Written problem: Return the complete listing that follows, with each line reproduced exactly.
BEGIN Entries supplied
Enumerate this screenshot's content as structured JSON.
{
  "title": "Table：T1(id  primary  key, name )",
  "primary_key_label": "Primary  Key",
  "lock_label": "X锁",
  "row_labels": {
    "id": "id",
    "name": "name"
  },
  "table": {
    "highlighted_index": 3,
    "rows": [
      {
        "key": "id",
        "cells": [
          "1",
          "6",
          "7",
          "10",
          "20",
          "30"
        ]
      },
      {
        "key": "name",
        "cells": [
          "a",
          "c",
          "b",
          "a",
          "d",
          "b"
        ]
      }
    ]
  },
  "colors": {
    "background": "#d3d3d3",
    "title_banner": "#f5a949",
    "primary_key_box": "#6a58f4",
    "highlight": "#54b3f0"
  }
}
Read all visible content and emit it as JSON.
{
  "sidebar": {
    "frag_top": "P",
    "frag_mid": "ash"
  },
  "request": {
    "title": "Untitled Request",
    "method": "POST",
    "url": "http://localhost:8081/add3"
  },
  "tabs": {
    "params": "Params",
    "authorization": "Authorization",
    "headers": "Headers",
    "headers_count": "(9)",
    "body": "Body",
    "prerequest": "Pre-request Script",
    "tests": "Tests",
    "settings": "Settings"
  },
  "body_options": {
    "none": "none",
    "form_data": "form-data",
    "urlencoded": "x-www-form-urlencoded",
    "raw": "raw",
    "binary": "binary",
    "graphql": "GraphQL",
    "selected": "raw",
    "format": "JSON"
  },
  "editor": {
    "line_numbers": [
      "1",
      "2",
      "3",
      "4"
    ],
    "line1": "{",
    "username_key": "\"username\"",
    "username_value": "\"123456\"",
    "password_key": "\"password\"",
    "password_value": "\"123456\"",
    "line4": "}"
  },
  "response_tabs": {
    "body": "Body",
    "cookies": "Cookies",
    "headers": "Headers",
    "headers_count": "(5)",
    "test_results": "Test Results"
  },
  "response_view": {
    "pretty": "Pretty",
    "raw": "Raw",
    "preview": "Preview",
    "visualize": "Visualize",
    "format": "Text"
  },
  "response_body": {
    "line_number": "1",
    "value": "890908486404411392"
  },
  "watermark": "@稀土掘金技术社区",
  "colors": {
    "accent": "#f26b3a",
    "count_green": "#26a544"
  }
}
END Entries supplied
Solution:
Enumerate this screenshot's content as structured JSON.
{
  "title": "Table：T1(id  primary  key, name )",
  "primary_key_label": "Primary  Key",
  "lock_label": "X锁",
  "row_labels": {
    "id": "id",
    "name": "name"
  },
  "table": {
    "highlighted_index": 3,
    "rows": [
      {
        "key": "id",
        "cells": [
          "1",
          "6",
          "7",
          "10",
          "20",
          "30"
        ]
      },
      {
        "key": "name",
        "cells": [
          "a",
          "c",
          "b",
          "a",
          "d",
          "b"
        ]
      }
    ]
  },
  "colors": {
    "background": "#d3d3d3",
    "title_banner": "#f5a949",
    "primary_key_box": "#6a58f4",
    "highlight": "#54b3f0"
  }
}
Read all visible content and emit it as JSON.
{
  "sidebar": {
    "frag_top": "P",
    "frag_mid": "ash"
  },
  "request": {
    "title": "Untitled Request",
    "method": "POST",
    "url": "http://localhost:8081/add3"
  },
  "tabs": {
    "params": "Params",
    "authorization": "Authorization",
    "headers": "Headers",
    "headers_count": "(9)",
    "body": "Body",
    "prerequest": "Pre-request Script",
    "tests": "Tests",
    "settings": "Settings"
  },
  "body_options": {
    "none": "none",
    "form_data": "form-data",
    "urlencoded": "x-www-form-urlencoded",
    "raw": "raw",
    "binary": "binary",
    "graphql": "GraphQL",
    "selected": "raw",
    "format": "JSON"
  },
  "editor": {
    "line_numbers": [
      "1",
      "2",
      "3",
      "4"
    ],
    "line1": "{",
    "username_key": "\"username\"",
    "username_value": "\"123456\"",
    "password_key": "\"password\"",
    "password_value": "\"123456\"",
    "line4": "}"
  },
  "response_tabs": {
    "body": "Body",
    "cookies": "Cookies",
    "headers": "Headers",
    "headers_count": "(5)",
    "test_results": "Test Results"
  },
  "response_view": {
    "pretty": "Pretty",
    "raw": "Raw",
    "preview": "Preview",
    "visualize": "Visualize",
    "format": "Text"
  },
  "response_body": {
    "line_number": "1",
    "value": "890908486404411392"
  },
  "watermark": "@稀土掘金技术社区",
  "colors": {
    "accent": "#f26b3a",
    "count_green": "#26a544"
  }
}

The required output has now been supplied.